Task prompt -> Will you give the material below again, every line exactly as it is?

Input records ->
'''

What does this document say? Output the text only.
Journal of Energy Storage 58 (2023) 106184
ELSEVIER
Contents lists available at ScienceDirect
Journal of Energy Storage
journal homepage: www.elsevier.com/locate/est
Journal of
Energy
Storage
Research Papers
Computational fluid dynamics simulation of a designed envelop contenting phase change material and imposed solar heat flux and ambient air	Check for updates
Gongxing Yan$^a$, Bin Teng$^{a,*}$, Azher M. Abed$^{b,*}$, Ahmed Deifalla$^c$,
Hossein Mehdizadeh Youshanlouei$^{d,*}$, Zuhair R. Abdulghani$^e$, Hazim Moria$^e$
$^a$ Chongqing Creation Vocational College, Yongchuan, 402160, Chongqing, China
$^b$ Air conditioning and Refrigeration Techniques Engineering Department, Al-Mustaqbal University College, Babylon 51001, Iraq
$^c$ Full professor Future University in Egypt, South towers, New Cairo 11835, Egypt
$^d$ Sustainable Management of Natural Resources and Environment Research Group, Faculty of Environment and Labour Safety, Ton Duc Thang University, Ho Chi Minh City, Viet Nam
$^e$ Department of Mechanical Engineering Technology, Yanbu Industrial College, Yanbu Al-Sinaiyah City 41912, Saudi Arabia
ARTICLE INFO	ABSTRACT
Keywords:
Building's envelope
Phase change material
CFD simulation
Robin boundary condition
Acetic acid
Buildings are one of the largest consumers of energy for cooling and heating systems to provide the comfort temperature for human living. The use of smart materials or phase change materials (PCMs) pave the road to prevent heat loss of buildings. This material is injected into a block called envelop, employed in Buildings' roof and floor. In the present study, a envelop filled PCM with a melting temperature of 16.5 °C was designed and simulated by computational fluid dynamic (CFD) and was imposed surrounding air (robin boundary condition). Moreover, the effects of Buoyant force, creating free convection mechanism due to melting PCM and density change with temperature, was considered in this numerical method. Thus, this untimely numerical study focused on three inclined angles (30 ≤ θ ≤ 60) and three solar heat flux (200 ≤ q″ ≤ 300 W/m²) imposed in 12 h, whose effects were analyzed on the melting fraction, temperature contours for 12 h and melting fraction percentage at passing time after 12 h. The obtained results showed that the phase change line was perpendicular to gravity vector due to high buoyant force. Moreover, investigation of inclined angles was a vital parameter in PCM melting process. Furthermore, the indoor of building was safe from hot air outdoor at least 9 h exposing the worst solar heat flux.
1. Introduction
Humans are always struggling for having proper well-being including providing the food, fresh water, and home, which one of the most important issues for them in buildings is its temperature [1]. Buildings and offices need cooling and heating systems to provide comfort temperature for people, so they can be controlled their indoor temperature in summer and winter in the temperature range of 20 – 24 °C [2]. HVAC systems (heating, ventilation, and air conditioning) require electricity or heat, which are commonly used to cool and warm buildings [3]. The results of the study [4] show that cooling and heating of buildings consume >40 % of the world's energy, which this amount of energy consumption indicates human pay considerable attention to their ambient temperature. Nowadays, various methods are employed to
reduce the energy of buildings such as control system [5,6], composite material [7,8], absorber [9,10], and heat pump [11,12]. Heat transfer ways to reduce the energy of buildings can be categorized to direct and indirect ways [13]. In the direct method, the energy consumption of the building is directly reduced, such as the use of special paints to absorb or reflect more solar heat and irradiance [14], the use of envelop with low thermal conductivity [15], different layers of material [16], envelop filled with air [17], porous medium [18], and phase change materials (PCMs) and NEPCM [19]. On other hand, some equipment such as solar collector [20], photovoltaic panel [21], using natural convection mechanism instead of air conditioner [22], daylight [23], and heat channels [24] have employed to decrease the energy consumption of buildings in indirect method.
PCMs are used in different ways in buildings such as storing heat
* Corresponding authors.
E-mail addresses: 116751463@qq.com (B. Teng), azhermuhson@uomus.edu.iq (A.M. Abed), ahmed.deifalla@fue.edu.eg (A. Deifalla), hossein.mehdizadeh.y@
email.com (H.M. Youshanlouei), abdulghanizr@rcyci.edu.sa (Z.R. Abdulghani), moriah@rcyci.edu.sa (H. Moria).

'''

Correct result ->
What does this document say? Output the text only.
Journal of Energy Storage 58 (2023) 106184
ELSEVIER
Contents lists available at ScienceDirect
Journal of Energy Storage
journal homepage: www.elsevier.com/locate/est
Journal of
Energy
Storage
Research Papers
Computational fluid dynamics simulation of a designed envelop contenting phase change material and imposed solar heat flux and ambient air	Check for updates
Gongxing Yan$^a$, Bin Teng$^{a,*}$, Azher M. Abed$^{b,*}$, Ahmed Deifalla$^c$,
Hossein Mehdizadeh Youshanlouei$^{d,*}$, Zuhair R. Abdulghani$^e$, Hazim Moria$^e$
$^a$ Chongqing Creation Vocational College, Yongchuan, 402160, Chongqing, China
$^b$ Air conditioning and Refrigeration Techniques Engineering Department, Al-Mustaqbal University College, Babylon 51001, Iraq
$^c$ Full professor Future University in Egypt, South towers, New Cairo 11835, Egypt
$^d$ Sustainable Management of Natural Resources and Environment Research Group, Faculty of Environment and Labour Safety, Ton Duc Thang University, Ho Chi Minh City, Viet Nam
$^e$ Department of Mechanical Engineering Technology, Yanbu Industrial College, Yanbu Al-Sinaiyah City 41912, Saudi Arabia
ARTICLE INFO	ABSTRACT
Keywords:
Building's envelope
Phase change material
CFD simulation
Robin boundary condition
Acetic acid
Buildings are one of the largest consumers of energy for cooling and heating systems to provide the comfort temperature for human living. The use of smart materials or phase change materials (PCMs) pave the road to prevent heat loss of buildings. This material is injected into a block called envelop, employed in Buildings' roof and floor. In the present study, a envelop filled PCM with a melting temperature of 16.5 °C was designed and simulated by computational fluid dynamic (CFD) and was imposed surrounding air (robin boundary condition). Moreover, the effects of Buoyant force, creating free convection mechanism due to melting PCM and density change with temperature, was considered in this numerical method. Thus, this untimely numerical study focused on three inclined angles (30 ≤ θ ≤ 60) and three solar heat flux (200 ≤ q″ ≤ 300 W/m²) imposed in 12 h, whose effects were analyzed on the melting fraction, temperature contours for 12 h and melting fraction percentage at passing time after 12 h. The obtained results showed that the phase change line was perpendicular to gravity vector due to high buoyant force. Moreover, investigation of inclined angles was a vital parameter in PCM melting process. Furthermore, the indoor of building was safe from hot air outdoor at least 9 h exposing the worst solar heat flux.
1. Introduction
Humans are always struggling for having proper well-being including providing the food, fresh water, and home, which one of the most important issues for them in buildings is its temperature [1]. Buildings and offices need cooling and heating systems to provide comfort temperature for people, so they can be controlled their indoor temperature in summer and winter in the temperature range of 20 – 24 °C [2]. HVAC systems (heating, ventilation, and air conditioning) require electricity or heat, which are commonly used to cool and warm buildings [3]. The results of the study [4] show that cooling and heating of buildings consume >40 % of the world's energy, which this amount of energy consumption indicates human pay considerable attention to their ambient temperature. Nowadays, various methods are employed to
reduce the energy of buildings such as control system [5,6], composite material [7,8], absorber [9,10], and heat pump [11,12]. Heat transfer ways to reduce the energy of buildings can be categorized to direct and indirect ways [13]. In the direct method, the energy consumption of the building is directly reduced, such as the use of special paints to absorb or reflect more solar heat and irradiance [14], the use of envelop with low thermal conductivity [15], different layers of material [16], envelop filled with air [17], porous medium [18], and phase change materials (PCMs) and NEPCM [19]. On other hand, some equipment such as solar collector [20], photovoltaic panel [21], using natural convection mechanism instead of air conditioner [22], daylight [23], and heat channels [24] have employed to decrease the energy consumption of buildings in indirect method.
PCMs are used in different ways in buildings such as storing heat
* Corresponding authors.
E-mail addresses: 116751463@qq.com (B. Teng), azhermuhson@uomus.edu.iq (A.M. Abed), ahmed.deifalla@fue.edu.eg (A. Deifalla), hossein.mehdizadeh.y@
email.com (H.M. Youshanlouei), abdulghanizr@rcyci.edu.sa (Z.R. Abdulghani), moriah@rcyci.edu.sa (H. Moria).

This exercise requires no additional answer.